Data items
-- begin --
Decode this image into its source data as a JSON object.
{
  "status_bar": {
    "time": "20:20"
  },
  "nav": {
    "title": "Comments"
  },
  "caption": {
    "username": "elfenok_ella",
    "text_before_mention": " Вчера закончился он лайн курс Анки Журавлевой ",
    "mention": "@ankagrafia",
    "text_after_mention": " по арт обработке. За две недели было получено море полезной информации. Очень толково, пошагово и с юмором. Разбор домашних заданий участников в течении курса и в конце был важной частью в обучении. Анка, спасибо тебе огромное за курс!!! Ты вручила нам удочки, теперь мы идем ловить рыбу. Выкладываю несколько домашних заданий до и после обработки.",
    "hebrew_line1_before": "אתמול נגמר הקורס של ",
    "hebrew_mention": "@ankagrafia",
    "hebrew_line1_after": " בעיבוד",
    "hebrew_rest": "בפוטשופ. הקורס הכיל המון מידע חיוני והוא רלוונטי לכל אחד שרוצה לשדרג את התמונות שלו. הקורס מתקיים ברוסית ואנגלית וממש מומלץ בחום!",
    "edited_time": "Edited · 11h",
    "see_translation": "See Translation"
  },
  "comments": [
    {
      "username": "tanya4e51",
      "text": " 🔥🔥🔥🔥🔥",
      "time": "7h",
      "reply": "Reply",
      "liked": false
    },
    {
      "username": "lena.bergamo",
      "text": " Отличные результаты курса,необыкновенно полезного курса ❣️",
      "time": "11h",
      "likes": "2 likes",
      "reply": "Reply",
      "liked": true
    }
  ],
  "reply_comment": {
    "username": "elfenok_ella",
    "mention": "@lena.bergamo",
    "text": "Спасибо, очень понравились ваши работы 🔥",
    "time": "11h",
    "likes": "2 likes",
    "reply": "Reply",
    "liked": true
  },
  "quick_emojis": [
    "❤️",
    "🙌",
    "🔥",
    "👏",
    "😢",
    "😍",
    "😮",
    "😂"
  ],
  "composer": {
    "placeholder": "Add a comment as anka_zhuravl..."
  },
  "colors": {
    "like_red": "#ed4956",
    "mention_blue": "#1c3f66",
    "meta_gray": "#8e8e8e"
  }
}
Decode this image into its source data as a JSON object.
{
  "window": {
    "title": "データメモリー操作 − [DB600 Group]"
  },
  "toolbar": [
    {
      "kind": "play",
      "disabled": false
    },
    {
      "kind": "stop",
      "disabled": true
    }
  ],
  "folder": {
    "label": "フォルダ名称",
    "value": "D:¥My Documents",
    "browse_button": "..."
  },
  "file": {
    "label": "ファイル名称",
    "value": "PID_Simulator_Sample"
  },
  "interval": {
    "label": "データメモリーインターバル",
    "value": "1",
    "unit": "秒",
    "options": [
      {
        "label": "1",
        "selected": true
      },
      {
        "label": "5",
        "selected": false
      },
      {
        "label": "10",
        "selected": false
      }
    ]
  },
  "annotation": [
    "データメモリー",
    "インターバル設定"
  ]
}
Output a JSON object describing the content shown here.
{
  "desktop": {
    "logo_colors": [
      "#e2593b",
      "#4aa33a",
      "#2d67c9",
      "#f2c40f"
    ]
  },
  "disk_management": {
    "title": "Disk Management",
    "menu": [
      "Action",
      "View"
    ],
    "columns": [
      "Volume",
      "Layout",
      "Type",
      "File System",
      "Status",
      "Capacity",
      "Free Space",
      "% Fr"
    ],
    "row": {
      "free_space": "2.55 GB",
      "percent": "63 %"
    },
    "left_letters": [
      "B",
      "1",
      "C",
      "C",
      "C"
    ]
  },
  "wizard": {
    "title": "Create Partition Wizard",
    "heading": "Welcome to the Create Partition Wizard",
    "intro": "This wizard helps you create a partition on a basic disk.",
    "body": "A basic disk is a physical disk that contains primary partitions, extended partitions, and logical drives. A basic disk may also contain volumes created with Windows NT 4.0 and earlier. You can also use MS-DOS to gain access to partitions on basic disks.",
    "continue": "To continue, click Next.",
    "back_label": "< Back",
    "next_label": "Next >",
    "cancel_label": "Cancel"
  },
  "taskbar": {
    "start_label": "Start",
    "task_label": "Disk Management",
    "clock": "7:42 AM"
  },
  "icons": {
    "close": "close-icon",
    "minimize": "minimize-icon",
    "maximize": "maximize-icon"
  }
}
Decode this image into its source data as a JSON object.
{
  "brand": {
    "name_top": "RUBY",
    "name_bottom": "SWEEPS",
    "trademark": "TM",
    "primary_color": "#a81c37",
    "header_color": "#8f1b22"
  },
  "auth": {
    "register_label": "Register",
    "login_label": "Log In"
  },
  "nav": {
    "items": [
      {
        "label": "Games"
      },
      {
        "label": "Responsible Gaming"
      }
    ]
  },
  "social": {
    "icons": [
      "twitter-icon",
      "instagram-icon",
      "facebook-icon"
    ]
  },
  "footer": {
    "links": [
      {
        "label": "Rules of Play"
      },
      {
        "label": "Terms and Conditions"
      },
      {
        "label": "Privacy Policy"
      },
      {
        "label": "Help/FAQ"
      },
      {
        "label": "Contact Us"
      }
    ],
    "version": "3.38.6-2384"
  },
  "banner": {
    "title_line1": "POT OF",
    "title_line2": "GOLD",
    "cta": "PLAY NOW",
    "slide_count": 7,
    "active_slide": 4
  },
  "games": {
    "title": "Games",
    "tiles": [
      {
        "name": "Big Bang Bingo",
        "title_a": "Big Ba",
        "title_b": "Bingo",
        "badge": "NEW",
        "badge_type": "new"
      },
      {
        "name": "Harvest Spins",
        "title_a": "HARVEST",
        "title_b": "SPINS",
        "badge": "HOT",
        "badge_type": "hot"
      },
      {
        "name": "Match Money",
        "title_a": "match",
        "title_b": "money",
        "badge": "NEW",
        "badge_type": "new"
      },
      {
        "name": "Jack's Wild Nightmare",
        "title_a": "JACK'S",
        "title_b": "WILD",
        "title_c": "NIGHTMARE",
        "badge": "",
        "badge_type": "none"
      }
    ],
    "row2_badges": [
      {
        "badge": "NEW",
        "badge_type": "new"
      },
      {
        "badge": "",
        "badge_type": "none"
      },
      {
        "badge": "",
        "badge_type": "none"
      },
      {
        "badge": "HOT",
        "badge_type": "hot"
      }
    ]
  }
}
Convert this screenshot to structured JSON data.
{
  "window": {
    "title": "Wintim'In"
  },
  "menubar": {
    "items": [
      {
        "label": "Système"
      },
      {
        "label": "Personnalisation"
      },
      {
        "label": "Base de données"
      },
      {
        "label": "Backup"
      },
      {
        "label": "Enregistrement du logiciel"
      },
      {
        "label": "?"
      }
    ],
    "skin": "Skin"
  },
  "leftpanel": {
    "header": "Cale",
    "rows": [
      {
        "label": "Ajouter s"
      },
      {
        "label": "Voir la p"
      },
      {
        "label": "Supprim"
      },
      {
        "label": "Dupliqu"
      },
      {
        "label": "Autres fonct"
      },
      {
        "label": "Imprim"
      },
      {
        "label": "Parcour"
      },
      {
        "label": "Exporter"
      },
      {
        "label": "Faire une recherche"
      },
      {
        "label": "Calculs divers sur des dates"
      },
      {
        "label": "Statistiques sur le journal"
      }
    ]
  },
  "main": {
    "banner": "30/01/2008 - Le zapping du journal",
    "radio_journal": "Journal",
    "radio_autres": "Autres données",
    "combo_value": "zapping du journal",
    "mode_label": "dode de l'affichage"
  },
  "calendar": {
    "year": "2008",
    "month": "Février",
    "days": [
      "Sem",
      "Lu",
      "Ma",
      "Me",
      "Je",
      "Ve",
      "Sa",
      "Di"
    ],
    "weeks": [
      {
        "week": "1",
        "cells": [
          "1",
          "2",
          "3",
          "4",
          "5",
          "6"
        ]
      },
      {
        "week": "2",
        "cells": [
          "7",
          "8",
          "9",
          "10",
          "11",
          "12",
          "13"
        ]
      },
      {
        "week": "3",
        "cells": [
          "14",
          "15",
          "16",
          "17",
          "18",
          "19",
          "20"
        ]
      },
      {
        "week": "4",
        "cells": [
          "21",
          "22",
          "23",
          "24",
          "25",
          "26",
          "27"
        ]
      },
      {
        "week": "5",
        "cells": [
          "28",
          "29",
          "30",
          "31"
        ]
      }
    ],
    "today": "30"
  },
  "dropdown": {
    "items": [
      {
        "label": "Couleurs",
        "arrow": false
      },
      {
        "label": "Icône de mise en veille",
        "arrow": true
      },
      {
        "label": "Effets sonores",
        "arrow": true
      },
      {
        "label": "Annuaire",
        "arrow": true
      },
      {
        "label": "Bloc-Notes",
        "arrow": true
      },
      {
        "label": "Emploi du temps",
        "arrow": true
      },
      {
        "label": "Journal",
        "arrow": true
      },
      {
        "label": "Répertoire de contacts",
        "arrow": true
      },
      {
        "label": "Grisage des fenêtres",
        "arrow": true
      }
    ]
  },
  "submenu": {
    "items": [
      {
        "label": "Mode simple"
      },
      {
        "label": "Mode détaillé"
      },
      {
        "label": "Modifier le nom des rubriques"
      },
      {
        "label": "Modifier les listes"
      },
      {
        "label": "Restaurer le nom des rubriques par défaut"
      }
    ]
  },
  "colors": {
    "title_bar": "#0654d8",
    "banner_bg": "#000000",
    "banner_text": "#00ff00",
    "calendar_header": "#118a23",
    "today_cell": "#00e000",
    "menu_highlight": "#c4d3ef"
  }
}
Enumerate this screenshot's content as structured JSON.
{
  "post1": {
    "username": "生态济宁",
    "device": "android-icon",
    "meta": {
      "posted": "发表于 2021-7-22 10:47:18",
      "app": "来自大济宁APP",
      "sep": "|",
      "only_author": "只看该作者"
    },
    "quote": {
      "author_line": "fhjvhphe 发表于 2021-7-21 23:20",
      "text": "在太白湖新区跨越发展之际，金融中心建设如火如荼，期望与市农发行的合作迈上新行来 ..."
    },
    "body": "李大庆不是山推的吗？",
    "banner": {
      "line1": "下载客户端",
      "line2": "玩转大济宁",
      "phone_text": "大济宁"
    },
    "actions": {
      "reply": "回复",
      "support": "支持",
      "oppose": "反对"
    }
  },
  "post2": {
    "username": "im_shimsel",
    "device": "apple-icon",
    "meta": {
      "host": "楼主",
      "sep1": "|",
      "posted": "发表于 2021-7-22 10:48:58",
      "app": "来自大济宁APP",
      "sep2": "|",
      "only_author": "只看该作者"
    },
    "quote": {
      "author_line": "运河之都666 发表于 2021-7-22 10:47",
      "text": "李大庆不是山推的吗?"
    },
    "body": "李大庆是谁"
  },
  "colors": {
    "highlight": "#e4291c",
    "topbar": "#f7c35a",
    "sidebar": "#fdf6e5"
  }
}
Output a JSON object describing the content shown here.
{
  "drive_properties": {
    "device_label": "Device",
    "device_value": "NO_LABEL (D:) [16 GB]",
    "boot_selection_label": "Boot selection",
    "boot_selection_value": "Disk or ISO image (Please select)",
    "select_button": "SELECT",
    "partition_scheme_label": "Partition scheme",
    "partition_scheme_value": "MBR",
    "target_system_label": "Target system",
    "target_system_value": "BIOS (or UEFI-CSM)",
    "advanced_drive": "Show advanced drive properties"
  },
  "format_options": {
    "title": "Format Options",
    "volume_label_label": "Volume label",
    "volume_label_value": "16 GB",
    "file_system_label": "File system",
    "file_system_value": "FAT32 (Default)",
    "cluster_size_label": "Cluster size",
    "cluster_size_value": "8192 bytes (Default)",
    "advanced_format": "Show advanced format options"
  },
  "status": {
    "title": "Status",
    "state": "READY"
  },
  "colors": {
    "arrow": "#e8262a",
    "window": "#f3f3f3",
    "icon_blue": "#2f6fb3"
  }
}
-- end --
EXERCISE DESCRIPTION: Return every line in the listing that contains the word "rubriques".

ANSWER TO THE TASK:
        "label": "Modifier le nom des rubriques"
        "label": "Restaurer le nom des rubriques par défaut"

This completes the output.